[Begin Input records]

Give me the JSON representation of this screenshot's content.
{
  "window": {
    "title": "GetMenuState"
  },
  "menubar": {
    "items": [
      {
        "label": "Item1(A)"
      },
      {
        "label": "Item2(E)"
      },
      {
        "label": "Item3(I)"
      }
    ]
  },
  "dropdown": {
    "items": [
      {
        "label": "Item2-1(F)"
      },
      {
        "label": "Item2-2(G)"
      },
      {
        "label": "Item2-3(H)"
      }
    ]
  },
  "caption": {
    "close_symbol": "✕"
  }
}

[End Input records]
[Begin Input records]

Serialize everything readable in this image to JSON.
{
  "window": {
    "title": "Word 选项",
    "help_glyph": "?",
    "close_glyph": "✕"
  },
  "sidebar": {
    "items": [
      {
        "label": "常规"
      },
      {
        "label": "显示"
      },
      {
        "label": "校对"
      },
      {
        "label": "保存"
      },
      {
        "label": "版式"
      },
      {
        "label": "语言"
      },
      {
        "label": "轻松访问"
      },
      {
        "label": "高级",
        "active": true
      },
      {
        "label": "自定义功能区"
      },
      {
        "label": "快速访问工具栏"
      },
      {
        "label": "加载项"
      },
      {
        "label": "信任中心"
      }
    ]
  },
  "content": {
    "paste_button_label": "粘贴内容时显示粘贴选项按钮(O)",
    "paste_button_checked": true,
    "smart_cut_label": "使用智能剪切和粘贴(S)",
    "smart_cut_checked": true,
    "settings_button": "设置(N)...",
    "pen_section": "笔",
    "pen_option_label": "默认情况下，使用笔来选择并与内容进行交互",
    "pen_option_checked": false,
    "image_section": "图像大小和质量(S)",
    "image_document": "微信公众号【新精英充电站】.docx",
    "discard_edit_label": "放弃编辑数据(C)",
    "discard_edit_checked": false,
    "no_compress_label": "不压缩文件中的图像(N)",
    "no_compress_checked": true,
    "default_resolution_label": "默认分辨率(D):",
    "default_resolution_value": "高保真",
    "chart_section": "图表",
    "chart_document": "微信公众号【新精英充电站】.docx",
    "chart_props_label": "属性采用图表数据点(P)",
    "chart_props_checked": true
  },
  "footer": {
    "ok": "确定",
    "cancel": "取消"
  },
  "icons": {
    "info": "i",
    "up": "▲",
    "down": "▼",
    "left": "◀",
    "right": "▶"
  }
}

[End Input records]

- **Directions**
Identify every line where the string "docx" appears.

- **Right answer**
    "image_document": "微信公众号【新精英充电站】.docx",
    "chart_document": "微信公众号【新精英充电站】.docx",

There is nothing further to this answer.